* _PROBLEM TO SOLVE_
Return the listing below unchanged, minus its pictures.

* _GIVEN RECORDS_
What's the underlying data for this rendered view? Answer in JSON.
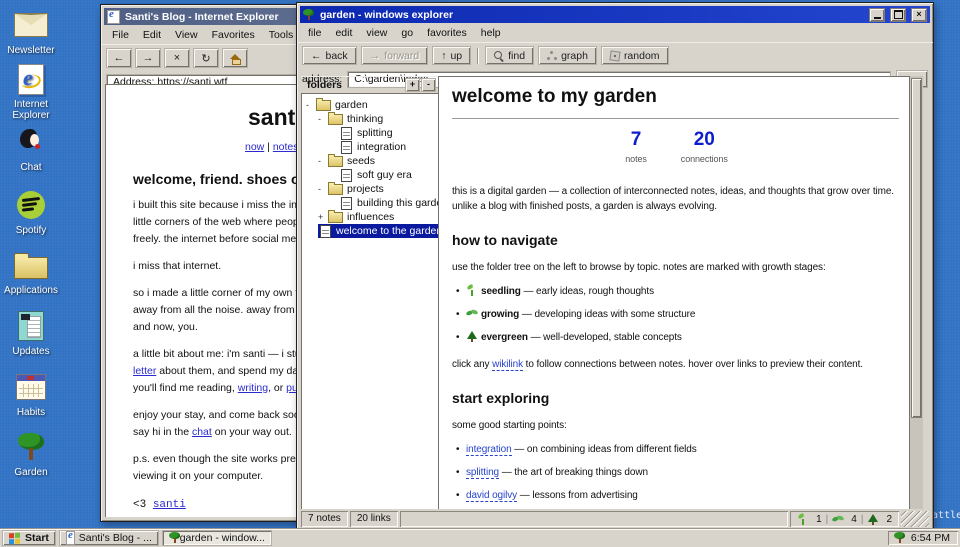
{
  "desktop": {
    "wallpaper_text": "seattle",
    "icons": [
      {
        "icon": "envelope-icon",
        "label": "Newsletter"
      },
      {
        "icon": "ie-logo-icon",
        "label": "Internet Explorer"
      },
      {
        "icon": "chat-person-icon",
        "label": "Chat"
      },
      {
        "icon": "spotify-icon",
        "label": "Spotify"
      },
      {
        "icon": "folder-icon",
        "label": "Applications"
      },
      {
        "icon": "notepad-icon",
        "label": "Updates"
      },
      {
        "icon": "calendar-icon",
        "label": "Habits"
      },
      {
        "icon": "tree-icon",
        "label": "Garden"
      }
    ]
  },
  "taskbar": {
    "start_label": "Start",
    "tasks": [
      {
        "icon": "ie-logo-icon",
        "label": "Santi's Blog - ...",
        "active": false
      },
      {
        "icon": "tree-icon",
        "label": "garden - window...",
        "active": true
      }
    ],
    "tray": {
      "icon": "tree-icon",
      "time": "6:54 PM"
    }
  },
  "ie_window": {
    "title": "Santi's Blog - Internet Explorer",
    "menu": [
      "File",
      "Edit",
      "View",
      "Favorites",
      "Tools",
      "Help"
    ],
    "toolbar": {
      "back": "←",
      "forward": "→",
      "stop": "×",
      "refresh": "↻",
      "home_icon": "home-icon"
    },
    "address": "Address: https://santi.wtf",
    "content": {
      "heading": "santi",
      "nav_link1": "now",
      "nav_sep": " | ",
      "nav_link2": "notes",
      "welcome_heading": "welcome, friend. shoes off",
      "p1_l1": "i built this site because i miss the inter",
      "p1_l2": "little corners of the web where people",
      "p1_l3": "freely. the internet before social media",
      "p2_l1": "i miss that internet.",
      "p3_l1": "so i made a little corner of my own to",
      "p3_l2": "away from all the noise. away from alg",
      "p3_l3": "and now, you.",
      "p4_l1": "a little bit about me: i'm santi — i stud",
      "p4_l2_link": "letter",
      "p4_l2_rest": " about them, and spend my days",
      "p4_l3_pre": "you'll find me reading, ",
      "p4_l3_link1": "writing",
      "p4_l3_mid": ", or ",
      "p4_l3_link2": "push",
      "p5_l1": "enjoy your stay, and come back soon -",
      "p5_l2_pre": "say hi in the ",
      "p5_l2_link": "chat",
      "p5_l2_rest": " on your way out.",
      "p6_l1": "p.s. even though the site works pretty",
      "p6_l2": "viewing it on your computer.",
      "sig_pre": "<3 ",
      "sig_link": "santi"
    }
  },
  "garden_window": {
    "title": "garden - windows explorer",
    "menu": [
      "file",
      "edit",
      "view",
      "go",
      "favorites",
      "help"
    ],
    "toolbar": [
      {
        "glyph": "←",
        "label": "back",
        "disabled": false
      },
      {
        "glyph": "→",
        "label": "forward",
        "disabled": true
      },
      {
        "glyph": "↑",
        "label": "up",
        "disabled": false
      },
      {
        "icon": "magnifier-icon",
        "label": "find"
      },
      {
        "icon": "graph-icon",
        "label": "graph"
      },
      {
        "icon": "dice-icon",
        "label": "random"
      }
    ],
    "address_label": "address:",
    "address_value": "C:\\garden\\index",
    "go_label": "go",
    "folders_panel": {
      "header": "folders",
      "expand_all": "+",
      "collapse_all": "-",
      "tree": [
        {
          "label": "garden",
          "type": "folder",
          "expander": "-"
        },
        {
          "label": "thinking",
          "type": "folder",
          "expander": "-"
        },
        {
          "label": "splitting",
          "type": "doc"
        },
        {
          "label": "integration",
          "type": "doc"
        },
        {
          "label": "seeds",
          "type": "folder",
          "expander": "-"
        },
        {
          "label": "soft guy era",
          "type": "doc"
        },
        {
          "label": "projects",
          "type": "folder",
          "expander": "-"
        },
        {
          "label": "building this garden",
          "type": "doc"
        },
        {
          "label": "influences",
          "type": "folder",
          "expander": "+"
        },
        {
          "label": "welcome to the garden",
          "type": "doc",
          "selected": true
        }
      ]
    },
    "content": {
      "title": "welcome to my garden",
      "stats": [
        {
          "value": "7",
          "label": "notes"
        },
        {
          "value": "20",
          "label": "connections"
        }
      ],
      "intro": "this is a digital garden — a collection of interconnected notes, ideas, and thoughts that grow over time. unlike a blog with finished posts, a garden is always evolving.",
      "how_heading": "how to navigate",
      "how_intro": "use the folder tree on the left to browse by topic. notes are marked with growth stages:",
      "stages": [
        {
          "icon": "seedling-icon",
          "term": "seedling",
          "desc": " — early ideas, rough thoughts"
        },
        {
          "icon": "growing-icon",
          "term": "growing",
          "desc": " — developing ideas with some structure"
        },
        {
          "icon": "evergreen-icon",
          "term": "evergreen",
          "desc": " — well-developed, stable concepts"
        }
      ],
      "wikilink_pre": "click any ",
      "wikilink_link": "wikilink",
      "wikilink_rest": " to follow connections between notes. hover over links to preview their content.",
      "explore_heading": "start exploring",
      "explore_intro": "some good starting points:",
      "explore_links": [
        {
          "link": "integration",
          "desc": " — on combining ideas from different fields"
        },
        {
          "link": "splitting",
          "desc": " — the art of breaking things down"
        },
        {
          "link": "david ogilvy",
          "desc": " — lessons from advertising"
        }
      ]
    },
    "status_bar": {
      "notes": "7 notes",
      "links": "20 links",
      "stage_counts": [
        {
          "icon": "seedling-icon",
          "count": "1"
        },
        {
          "icon": "growing-icon",
          "count": "4"
        },
        {
          "icon": "evergreen-icon",
          "count": "2"
        }
      ],
      "sep": "|"
    },
    "accent_colors": {
      "titlebar": "#1430bf",
      "selection": "#0a1a9e",
      "link": "#2644cc",
      "stat_number": "#0c1ecb"
    }
  }
}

* _EXERCISE RESPONSE_
What's the underlying data for this rendered view? Answer in JSON.
{
  "desktop": {
    "wallpaper_text": "seattle",
    "icons": [
      {
        "icon": "envelope-icon",
        "label": "Newsletter"
      },
      {
        "icon": "ie-logo-icon",
        "label": "Internet Explorer"
      },
      {
        "icon": "chat-person-icon",
        "label": "Chat"
      },
      {
        "icon": "spotify-icon",
        "label": "Spotify"
      },
      {
        "icon": "folder-icon",
        "label": "Applications"
      },
      {
        "icon": "notepad-icon",
        "label": "Updates"
      },
      {
        "icon": "calendar-icon",
        "label": "Habits"
      },
      {
        "icon": "tree-icon",
        "label": "Garden"
      }
    ]
  },
  "taskbar": {
    "start_label": "Start",
    "tasks": [
      {
        "icon": "ie-logo-icon",
        "label": "Santi's Blog - ...",
        "active": false
      },
      {
        "icon": "tree-icon",
        "label": "garden - window...",
        "active": true
      }
    ],
    "tray": {
      "icon": "tree-icon",
      "time": "6:54 PM"
    }
  },
  "ie_window": {
    "title": "Santi's Blog - Internet Explorer",
    "menu": [
      "File",
      "Edit",
      "View",
      "Favorites",
      "Tools",
      "Help"
    ],
    "toolbar": {
      "back": "←",
      "forward": "→",
      "stop": "×",
      "refresh": "↻",
      "home_icon": "home-icon"
    },
    "address": "Address: https://santi.wtf",
    "content": {
      "heading": "santi",
      "nav_link1": "now",
      "nav_sep": " | ",
      "nav_link2": "notes",
      "welcome_heading": "welcome, friend. shoes off",
      "p1_l1": "i built this site because i miss the inter",
      "p1_l2": "little corners of the web where people",
      "p1_l3": "freely. the internet before social media",
      "p2_l1": "i miss that internet.",
      "p3_l1": "so i made a little corner of my own to",
      "p3_l2": "away from all the noise. away from alg",
      "p3_l3": "and now, you.",
      "p4_l1": "a little bit about me: i'm santi — i stud",
      "p4_l2_link": "letter",
      "p4_l2_rest": " about them, and spend my days",
      "p4_l3_pre": "you'll find me reading, ",
      "p4_l3_link1": "writing",
      "p4_l3_mid": ", or ",
      "p4_l3_link2": "push",
      "p5_l1": "enjoy your stay, and come back soon -",
      "p5_l2_pre": "say hi in the ",
      "p5_l2_link": "chat",
      "p5_l2_rest": " on your way out.",
      "p6_l1": "p.s. even though the site works pretty",
      "p6_l2": "viewing it on your computer.",
      "sig_pre": "<3 ",
      "sig_link": "santi"
    }
  },
  "garden_window": {
    "title": "garden - windows explorer",
    "menu": [
      "file",
      "edit",
      "view",
      "go",
      "favorites",
      "help"
    ],
    "toolbar": [
      {
        "glyph": "←",
        "label": "back",
        "disabled": false
      },
      {
        "glyph": "→",
        "label": "forward",
        "disabled": true
      },
      {
        "glyph": "↑",
        "label": "up",
        "disabled": false
      },
      {
        "icon": "magnifier-icon",
        "label": "find"
      },
      {
        "icon": "graph-icon",
        "label": "graph"
      },
      {
        "icon": "dice-icon",
        "label": "random"
      }
    ],
    "address_label": "address:",
    "address_value": "C:\\garden\\index",
    "go_label": "go",
    "folders_panel": {
      "header": "folders",
      "expand_all": "+",
      "collapse_all": "-",
      "tree": [
        {
          "label": "garden",
          "type": "folder",
          "expander": "-"
        },
        {
          "label": "thinking",
          "type": "folder",
          "expander": "-"
        },
        {
          "label": "splitting",
          "type": "doc"
        },
        {
          "label": "integration",
          "type": "doc"
        },
        {
          "label": "seeds",
          "type": "folder",
          "expander": "-"
        },
        {
          "label": "soft guy era",
          "type": "doc"
        },
        {
          "label": "projects",
          "type": "folder",
          "expander": "-"
        },
        {
          "label": "building this garden",
          "type": "doc"
        },
        {
          "label": "influences",
          "type": "folder",
          "expander": "+"
        },
        {
          "label": "welcome to the garden",
          "type": "doc",
          "selected": true
        }
      ]
    },
    "content": {
      "title": "welcome to my garden",
      "stats": [
        {
          "value": "7",
          "label": "notes"
        },
        {
          "value": "20",
          "label": "connections"
        }
      ],
      "intro": "this is a digital garden — a collection of interconnected notes, ideas, and thoughts that grow over time. unlike a blog with finished posts, a garden is always evolving.",
      "how_heading": "how to navigate",
      "how_intro": "use the folder tree on the left to browse by topic. notes are marked with growth stages:",
      "stages": [
        {
          "icon": "seedling-icon",
          "term": "seedling",
          "desc": " — early ideas, rough thoughts"
        },
        {
          "icon": "growing-icon",
          "term": "growing",
          "desc": " — developing ideas with some structure"
        },
        {
          "icon": "evergreen-icon",
          "term": "evergreen",
          "desc": " — well-developed, stable concepts"
        }
      ],
      "wikilink_pre": "click any ",
      "wikilink_link": "wikilink",
      "wikilink_rest": " to follow connections between notes. hover over links to preview their content.",
      "explore_heading": "start exploring",
      "explore_intro": "some good starting points:",
      "explore_links": [
        {
          "link": "integration",
          "desc": " — on combining ideas from different fields"
        },
        {
          "link": "splitting",
          "desc": " — the art of breaking things down"
        },
        {
          "link": "david ogilvy",
          "desc": " — lessons from advertising"
        }
      ]
    },
    "status_bar": {
      "notes": "7 notes",
      "links": "20 links",
      "stage_counts": [
        {
          "icon": "seedling-icon",
          "count": "1"
        },
        {
          "icon": "growing-icon",
          "count": "4"
        },
        {
          "icon": "evergreen-icon",
          "count": "2"
        }
      ],
      "sep": "|"
    },
    "accent_colors": {
      "titlebar": "#1430bf",
      "selection": "#0a1a9e",
      "link": "#2644cc",
      "stat_number": "#0c1ecb"
    }
  }
}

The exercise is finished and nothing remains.